Start SUPPLIED ENTRIES

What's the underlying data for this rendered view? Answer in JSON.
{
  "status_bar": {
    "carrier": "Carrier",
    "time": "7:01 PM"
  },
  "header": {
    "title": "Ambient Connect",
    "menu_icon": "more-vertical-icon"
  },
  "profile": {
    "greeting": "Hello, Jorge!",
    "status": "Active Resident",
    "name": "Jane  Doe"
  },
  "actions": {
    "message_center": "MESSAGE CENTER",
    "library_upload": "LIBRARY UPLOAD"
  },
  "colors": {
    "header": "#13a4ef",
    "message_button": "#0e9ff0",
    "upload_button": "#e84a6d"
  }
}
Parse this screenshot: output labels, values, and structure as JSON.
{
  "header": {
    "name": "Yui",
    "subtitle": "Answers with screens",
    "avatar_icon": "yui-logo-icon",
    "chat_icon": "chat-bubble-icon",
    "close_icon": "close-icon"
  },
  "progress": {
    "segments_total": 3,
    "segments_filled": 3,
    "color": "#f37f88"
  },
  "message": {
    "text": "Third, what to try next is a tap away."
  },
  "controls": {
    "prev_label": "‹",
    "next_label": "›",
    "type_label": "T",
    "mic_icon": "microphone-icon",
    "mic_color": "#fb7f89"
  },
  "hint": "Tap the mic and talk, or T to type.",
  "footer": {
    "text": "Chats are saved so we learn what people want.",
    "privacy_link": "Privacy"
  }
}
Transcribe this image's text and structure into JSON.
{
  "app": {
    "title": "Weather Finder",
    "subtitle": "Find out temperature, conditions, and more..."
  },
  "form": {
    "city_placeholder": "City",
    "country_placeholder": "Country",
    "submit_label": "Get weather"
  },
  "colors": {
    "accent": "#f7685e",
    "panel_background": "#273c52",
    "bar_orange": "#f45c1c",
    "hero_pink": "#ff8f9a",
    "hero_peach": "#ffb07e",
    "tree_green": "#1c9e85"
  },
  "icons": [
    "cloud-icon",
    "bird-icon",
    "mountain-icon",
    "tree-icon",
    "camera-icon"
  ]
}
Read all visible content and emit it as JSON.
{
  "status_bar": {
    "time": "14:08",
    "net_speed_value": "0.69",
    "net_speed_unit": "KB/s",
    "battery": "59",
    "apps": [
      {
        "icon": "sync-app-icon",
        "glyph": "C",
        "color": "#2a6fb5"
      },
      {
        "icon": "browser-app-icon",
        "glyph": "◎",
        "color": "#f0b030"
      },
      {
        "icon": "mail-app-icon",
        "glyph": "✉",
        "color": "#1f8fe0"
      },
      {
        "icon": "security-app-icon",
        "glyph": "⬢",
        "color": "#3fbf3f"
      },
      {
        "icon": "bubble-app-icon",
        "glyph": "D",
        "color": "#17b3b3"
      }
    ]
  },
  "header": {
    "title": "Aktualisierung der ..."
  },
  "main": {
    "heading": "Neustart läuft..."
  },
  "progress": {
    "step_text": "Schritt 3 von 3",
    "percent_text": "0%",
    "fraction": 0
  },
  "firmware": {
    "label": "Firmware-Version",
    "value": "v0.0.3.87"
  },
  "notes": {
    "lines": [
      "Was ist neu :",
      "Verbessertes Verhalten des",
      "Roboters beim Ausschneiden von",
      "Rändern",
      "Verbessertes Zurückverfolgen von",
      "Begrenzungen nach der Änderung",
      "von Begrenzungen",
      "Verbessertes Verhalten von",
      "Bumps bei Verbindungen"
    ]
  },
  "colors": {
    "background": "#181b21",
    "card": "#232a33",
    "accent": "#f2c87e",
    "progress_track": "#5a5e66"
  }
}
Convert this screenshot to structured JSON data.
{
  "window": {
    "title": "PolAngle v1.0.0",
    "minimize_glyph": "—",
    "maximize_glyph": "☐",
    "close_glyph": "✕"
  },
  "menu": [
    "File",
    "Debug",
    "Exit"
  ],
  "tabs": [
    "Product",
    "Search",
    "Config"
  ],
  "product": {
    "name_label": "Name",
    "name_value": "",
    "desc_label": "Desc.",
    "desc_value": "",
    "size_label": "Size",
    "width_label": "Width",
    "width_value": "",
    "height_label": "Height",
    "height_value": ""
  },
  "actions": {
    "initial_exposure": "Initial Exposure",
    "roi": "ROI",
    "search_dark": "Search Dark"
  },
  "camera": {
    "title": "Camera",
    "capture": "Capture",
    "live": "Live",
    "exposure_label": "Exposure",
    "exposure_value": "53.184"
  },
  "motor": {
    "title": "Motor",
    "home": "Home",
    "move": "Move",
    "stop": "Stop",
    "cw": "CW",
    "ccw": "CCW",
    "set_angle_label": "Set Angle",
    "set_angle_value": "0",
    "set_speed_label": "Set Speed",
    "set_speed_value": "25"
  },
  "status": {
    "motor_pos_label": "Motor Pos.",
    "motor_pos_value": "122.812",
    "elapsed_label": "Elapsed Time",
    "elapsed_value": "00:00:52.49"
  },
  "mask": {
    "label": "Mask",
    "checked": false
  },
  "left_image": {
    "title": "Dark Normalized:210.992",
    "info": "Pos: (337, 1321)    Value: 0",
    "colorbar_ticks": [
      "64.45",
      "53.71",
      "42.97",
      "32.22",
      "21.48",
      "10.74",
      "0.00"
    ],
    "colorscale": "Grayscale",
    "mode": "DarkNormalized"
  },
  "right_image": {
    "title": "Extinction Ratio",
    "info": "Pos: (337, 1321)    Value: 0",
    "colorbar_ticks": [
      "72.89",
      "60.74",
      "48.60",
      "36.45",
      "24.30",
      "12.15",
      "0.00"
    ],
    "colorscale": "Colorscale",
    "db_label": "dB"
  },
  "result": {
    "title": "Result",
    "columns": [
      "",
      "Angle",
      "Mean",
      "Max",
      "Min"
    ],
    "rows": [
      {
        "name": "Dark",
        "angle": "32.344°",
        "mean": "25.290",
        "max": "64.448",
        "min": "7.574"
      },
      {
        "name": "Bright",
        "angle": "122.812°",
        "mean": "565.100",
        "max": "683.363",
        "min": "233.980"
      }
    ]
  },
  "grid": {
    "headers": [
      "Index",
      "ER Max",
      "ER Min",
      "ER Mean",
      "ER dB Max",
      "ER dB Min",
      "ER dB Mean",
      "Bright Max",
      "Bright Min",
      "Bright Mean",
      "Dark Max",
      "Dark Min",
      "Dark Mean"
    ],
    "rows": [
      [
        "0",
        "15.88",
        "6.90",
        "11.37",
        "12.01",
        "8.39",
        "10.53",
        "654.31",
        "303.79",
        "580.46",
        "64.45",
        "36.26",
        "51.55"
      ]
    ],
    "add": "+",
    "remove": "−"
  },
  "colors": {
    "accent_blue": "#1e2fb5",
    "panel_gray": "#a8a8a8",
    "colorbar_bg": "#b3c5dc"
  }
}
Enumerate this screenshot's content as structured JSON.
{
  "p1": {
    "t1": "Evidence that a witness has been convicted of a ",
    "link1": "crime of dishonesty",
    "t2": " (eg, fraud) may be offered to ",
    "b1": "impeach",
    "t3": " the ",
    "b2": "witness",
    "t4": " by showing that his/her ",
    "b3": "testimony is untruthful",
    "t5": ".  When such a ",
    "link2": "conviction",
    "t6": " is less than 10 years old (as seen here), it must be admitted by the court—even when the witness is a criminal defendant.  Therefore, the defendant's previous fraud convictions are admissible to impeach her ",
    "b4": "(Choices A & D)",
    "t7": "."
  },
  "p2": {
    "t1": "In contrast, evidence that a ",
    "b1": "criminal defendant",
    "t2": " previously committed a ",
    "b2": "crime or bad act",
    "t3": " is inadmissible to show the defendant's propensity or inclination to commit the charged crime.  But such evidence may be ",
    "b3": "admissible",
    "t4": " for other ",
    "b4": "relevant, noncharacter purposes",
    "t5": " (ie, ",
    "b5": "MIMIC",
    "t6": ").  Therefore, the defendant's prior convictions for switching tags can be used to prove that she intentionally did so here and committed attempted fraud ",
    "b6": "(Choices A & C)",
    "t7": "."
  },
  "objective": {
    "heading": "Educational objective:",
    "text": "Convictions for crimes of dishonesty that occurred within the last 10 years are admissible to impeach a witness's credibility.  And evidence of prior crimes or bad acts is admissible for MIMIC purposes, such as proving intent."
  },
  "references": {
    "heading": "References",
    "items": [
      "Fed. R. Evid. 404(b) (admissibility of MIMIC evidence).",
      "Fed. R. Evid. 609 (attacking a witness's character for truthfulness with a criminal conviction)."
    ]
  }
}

End SUPPLIED ENTRIES

WORK TO BE COMPLETED:
Which lines hold the string "that"? Copy all of them from the data above.

WRITTEN RESPONSE:
    "t1": "Evidence that a witness has been convicted of a ",
    "t4": " by showing that his/her ",
    "t1": "In contrast, evidence that a ",
    "t6": ").  Therefore, the defendant's prior convictions for switching tags can be used to prove that she intentionally did so here and committed attempted fraud ",
    "text": "Convictions for crimes of dishonesty that occurred within the last 10 years are admissible to impeach a witness's credibility.  And evidence of prior crimes or bad acts is admissible for MIMIC purposes, such as proving intent."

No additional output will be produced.